To do: Read the records below. Copy each line where the string "Wochen" occurs.

-- START Given records --

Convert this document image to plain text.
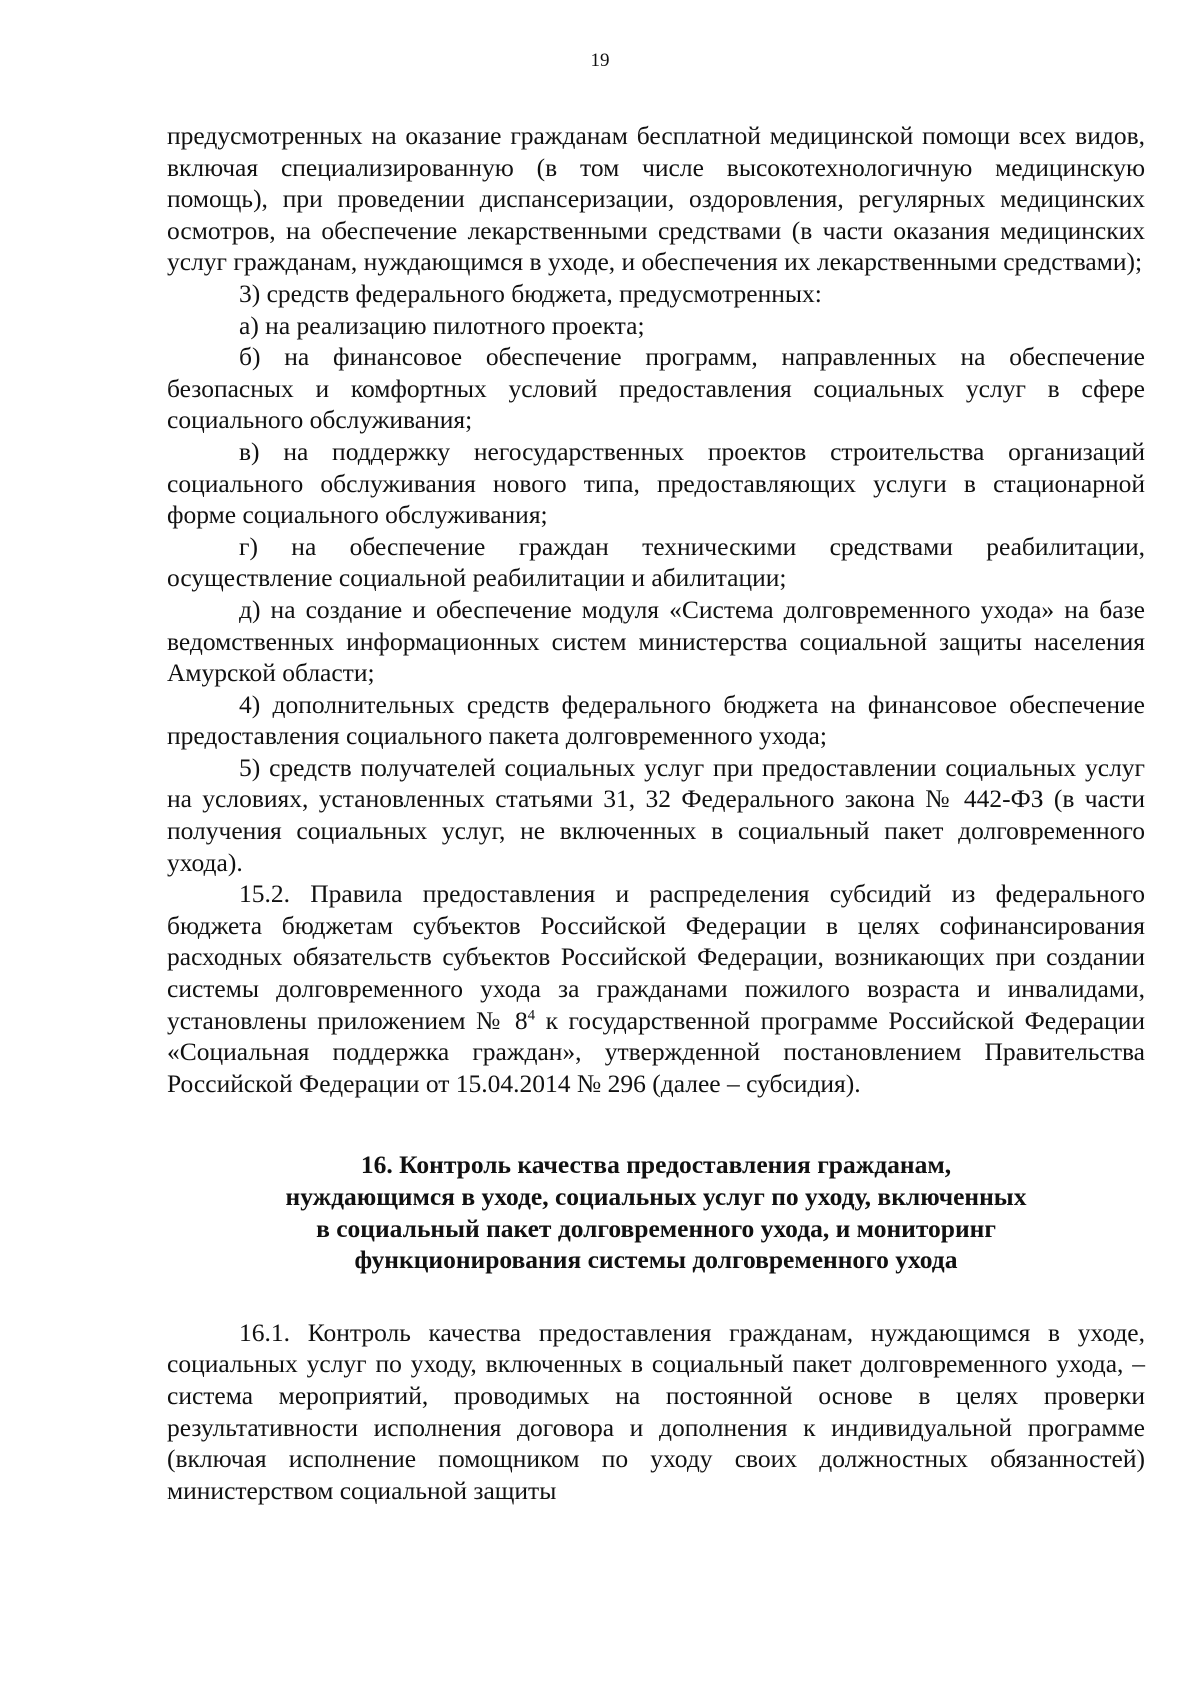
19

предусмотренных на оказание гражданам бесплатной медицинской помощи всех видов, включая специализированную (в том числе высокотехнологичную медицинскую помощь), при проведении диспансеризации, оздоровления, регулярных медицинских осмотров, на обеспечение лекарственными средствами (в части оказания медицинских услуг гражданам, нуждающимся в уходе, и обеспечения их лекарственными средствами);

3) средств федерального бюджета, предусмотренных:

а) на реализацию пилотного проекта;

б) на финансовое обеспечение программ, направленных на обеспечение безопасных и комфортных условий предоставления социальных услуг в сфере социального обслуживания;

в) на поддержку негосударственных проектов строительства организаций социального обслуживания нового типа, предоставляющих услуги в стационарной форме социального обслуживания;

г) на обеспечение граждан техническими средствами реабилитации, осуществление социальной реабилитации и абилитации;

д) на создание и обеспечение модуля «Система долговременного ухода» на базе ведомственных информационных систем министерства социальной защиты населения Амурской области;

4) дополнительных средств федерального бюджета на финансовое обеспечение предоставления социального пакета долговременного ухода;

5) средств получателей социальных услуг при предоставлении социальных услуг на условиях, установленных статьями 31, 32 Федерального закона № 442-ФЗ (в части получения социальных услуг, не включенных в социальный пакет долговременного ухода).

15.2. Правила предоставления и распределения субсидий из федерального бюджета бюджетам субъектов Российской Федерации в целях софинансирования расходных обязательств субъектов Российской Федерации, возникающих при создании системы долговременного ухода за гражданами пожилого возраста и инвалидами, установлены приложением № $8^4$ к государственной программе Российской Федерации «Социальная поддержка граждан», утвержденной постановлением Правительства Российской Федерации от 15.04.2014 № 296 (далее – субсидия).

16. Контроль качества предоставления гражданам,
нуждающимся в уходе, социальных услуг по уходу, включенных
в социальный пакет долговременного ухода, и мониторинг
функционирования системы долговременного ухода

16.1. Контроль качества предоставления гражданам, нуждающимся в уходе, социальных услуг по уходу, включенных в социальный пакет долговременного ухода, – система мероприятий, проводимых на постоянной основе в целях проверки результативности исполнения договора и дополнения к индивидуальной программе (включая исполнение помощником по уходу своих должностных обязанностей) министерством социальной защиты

-- END Given records --
-- START Given records --

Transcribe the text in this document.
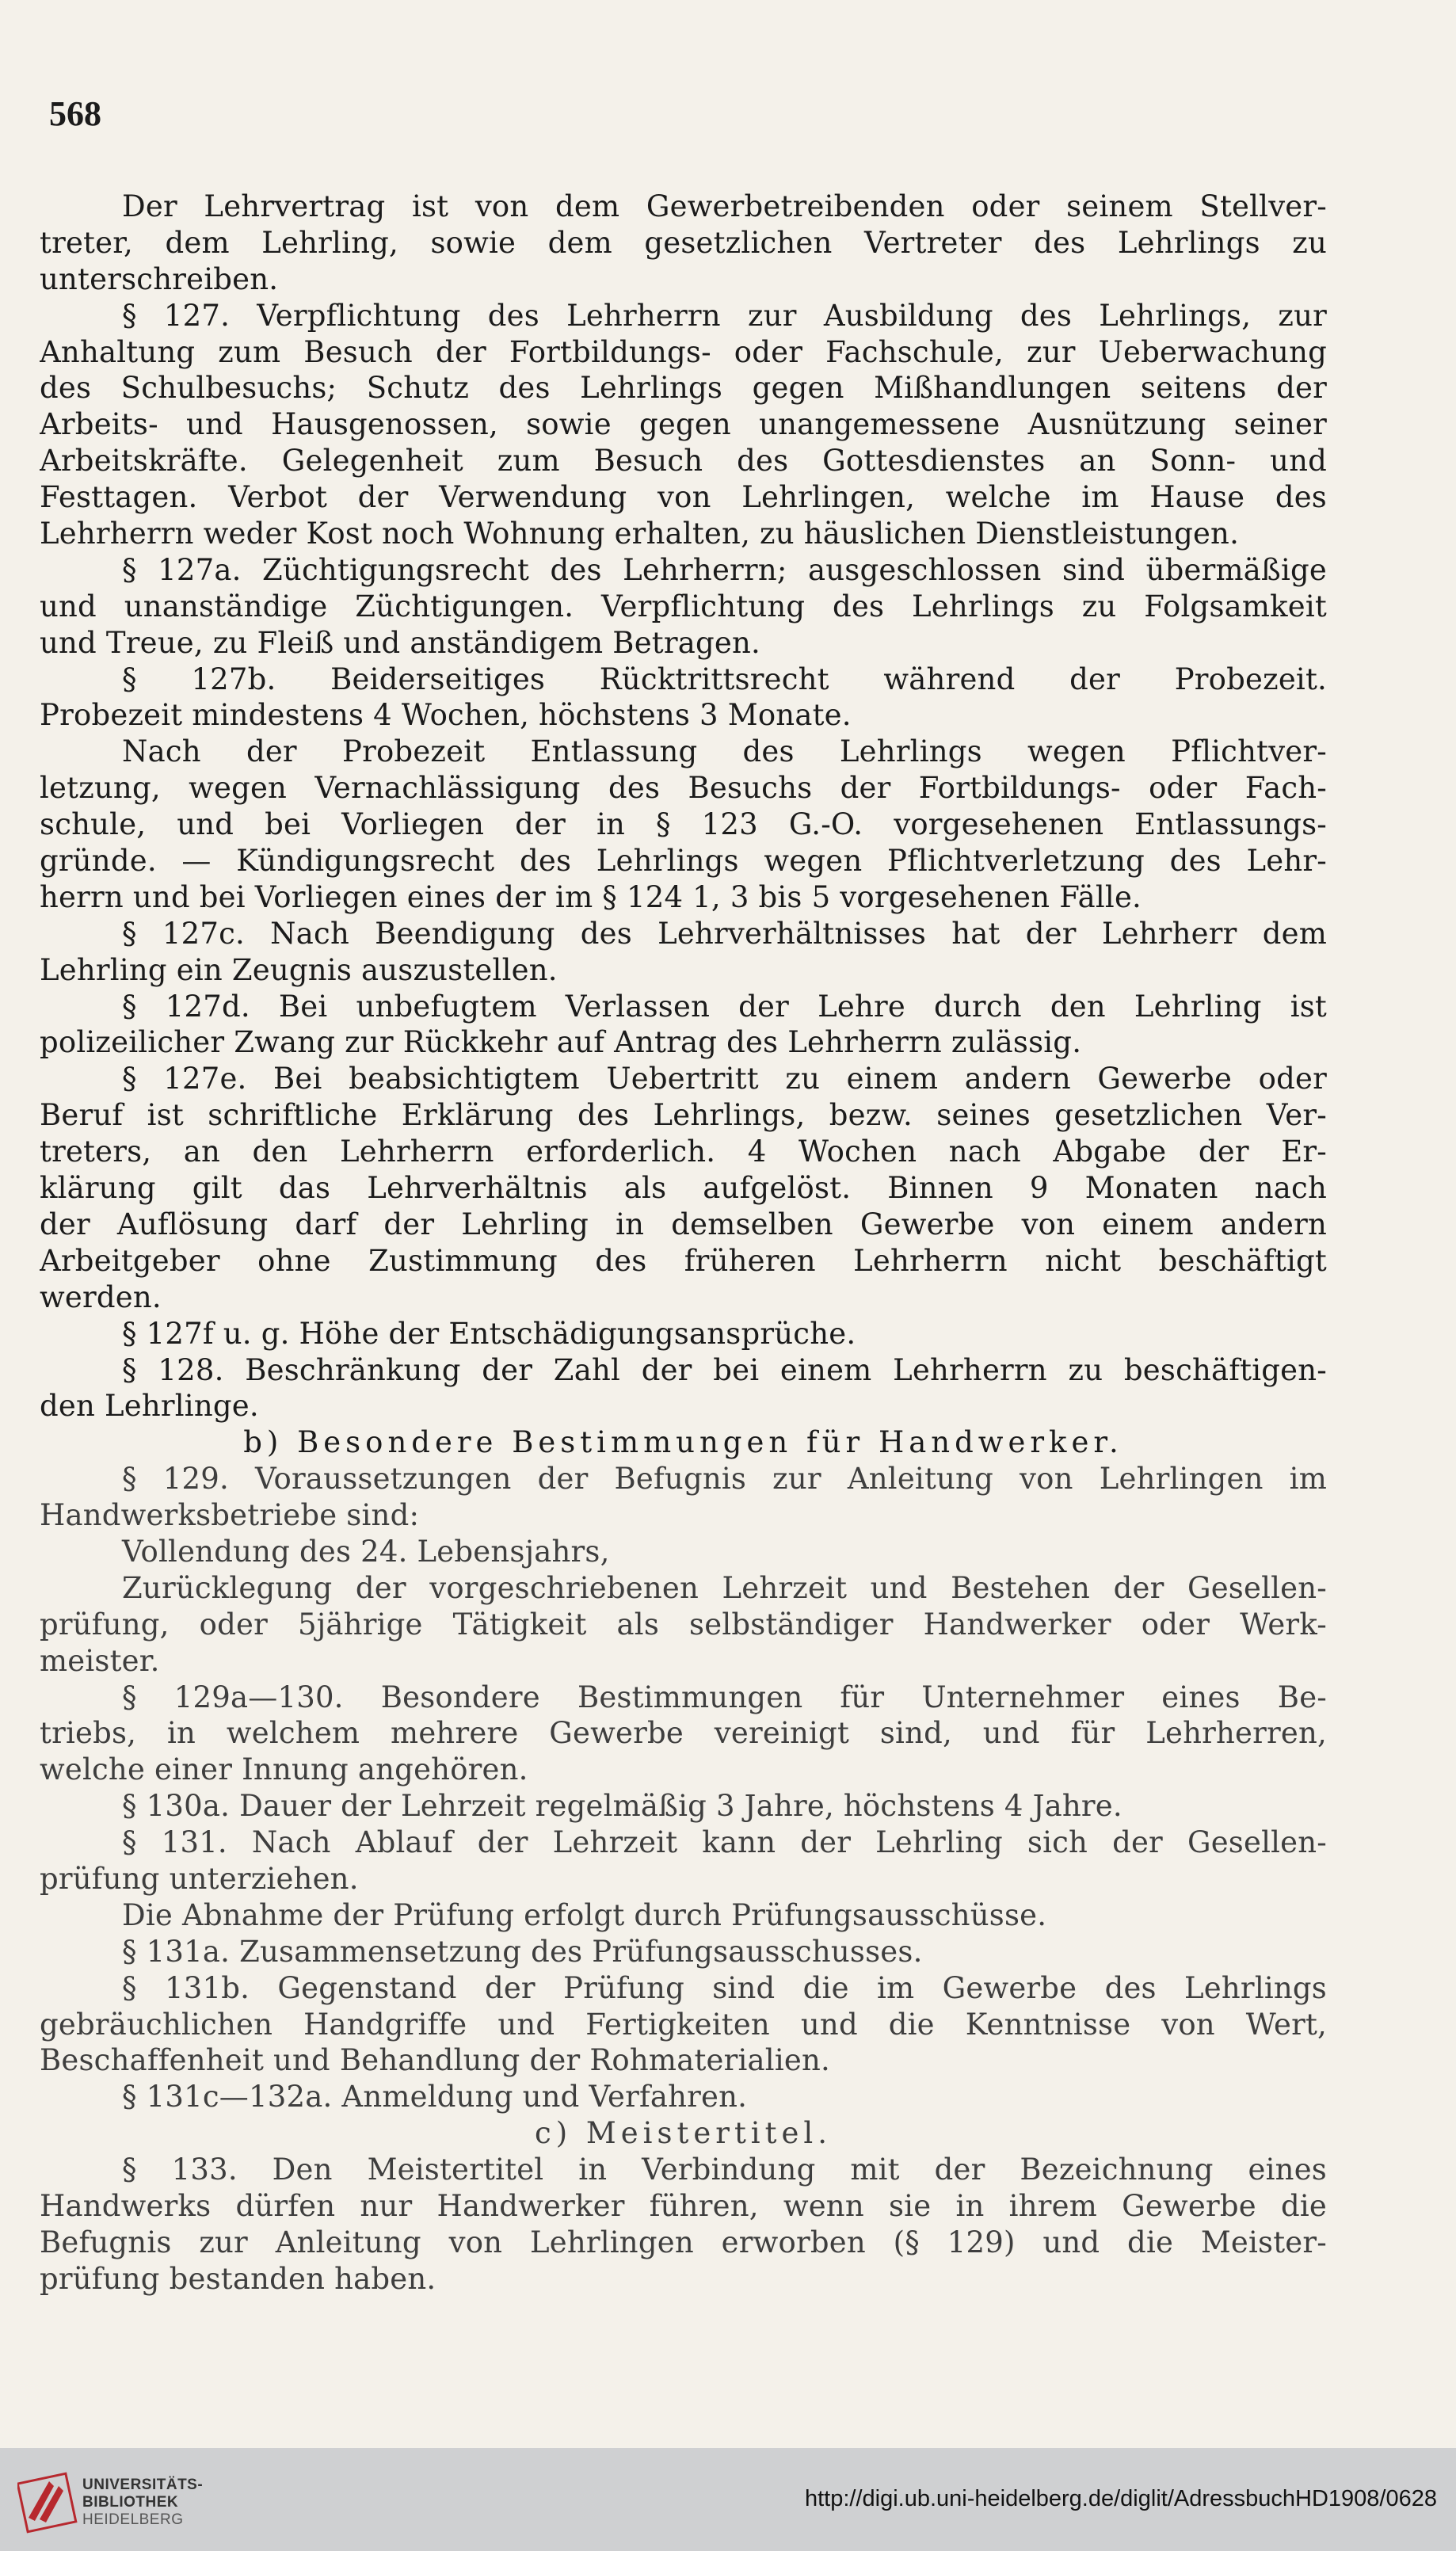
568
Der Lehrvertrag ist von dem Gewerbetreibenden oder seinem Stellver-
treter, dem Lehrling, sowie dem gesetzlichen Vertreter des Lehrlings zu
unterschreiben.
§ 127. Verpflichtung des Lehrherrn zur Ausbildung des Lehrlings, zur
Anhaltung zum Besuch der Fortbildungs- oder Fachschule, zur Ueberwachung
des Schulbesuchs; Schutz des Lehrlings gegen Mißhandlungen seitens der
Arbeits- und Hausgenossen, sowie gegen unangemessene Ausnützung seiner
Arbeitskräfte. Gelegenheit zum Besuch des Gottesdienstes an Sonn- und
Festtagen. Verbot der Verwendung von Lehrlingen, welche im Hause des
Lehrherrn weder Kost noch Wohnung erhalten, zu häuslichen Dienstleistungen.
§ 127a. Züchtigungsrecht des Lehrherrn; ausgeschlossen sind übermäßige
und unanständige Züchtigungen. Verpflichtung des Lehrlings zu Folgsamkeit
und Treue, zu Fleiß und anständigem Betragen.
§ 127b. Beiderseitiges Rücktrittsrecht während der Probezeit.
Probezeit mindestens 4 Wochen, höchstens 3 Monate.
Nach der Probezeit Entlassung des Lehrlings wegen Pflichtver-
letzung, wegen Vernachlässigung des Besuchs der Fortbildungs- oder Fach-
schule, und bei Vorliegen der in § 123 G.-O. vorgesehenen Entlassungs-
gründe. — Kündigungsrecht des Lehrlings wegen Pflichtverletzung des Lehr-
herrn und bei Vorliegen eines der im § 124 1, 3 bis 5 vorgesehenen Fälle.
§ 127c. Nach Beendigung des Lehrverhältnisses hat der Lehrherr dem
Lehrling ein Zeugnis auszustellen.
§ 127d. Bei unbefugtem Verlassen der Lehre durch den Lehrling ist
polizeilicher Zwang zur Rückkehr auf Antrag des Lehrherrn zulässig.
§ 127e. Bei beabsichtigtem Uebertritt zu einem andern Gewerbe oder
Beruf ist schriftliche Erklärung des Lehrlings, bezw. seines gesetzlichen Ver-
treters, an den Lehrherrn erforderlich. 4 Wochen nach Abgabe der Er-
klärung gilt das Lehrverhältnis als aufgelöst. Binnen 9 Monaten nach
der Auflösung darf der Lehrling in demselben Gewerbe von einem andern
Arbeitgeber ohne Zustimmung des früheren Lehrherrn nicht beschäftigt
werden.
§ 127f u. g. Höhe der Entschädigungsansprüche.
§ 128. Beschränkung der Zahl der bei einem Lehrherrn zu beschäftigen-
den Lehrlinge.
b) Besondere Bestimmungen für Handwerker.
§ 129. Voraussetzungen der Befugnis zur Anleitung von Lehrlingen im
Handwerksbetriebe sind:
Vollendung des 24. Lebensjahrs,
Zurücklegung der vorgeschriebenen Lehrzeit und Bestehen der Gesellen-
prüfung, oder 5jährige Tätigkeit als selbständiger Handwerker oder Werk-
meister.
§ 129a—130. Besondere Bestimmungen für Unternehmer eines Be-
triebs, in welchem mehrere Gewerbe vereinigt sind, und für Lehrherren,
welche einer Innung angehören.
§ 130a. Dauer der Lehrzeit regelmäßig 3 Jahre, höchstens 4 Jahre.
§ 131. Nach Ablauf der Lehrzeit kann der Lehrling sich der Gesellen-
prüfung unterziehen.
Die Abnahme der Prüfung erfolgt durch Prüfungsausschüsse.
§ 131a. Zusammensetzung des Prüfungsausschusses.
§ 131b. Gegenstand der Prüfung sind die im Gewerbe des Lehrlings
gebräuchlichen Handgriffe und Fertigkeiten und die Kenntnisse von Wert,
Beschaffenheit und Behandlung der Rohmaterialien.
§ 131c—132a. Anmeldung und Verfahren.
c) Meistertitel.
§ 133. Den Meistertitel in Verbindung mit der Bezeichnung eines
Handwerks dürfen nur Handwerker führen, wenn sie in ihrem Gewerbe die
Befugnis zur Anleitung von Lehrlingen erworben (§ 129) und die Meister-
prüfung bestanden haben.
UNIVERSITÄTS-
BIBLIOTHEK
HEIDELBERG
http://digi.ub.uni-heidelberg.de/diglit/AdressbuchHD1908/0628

-- END Given records --

Full output:
Probezeit mindestens 4 Wochen, höchstens 3 Monate.
treters, an den Lehrherrn erforderlich. 4 Wochen nach Abgabe der Er-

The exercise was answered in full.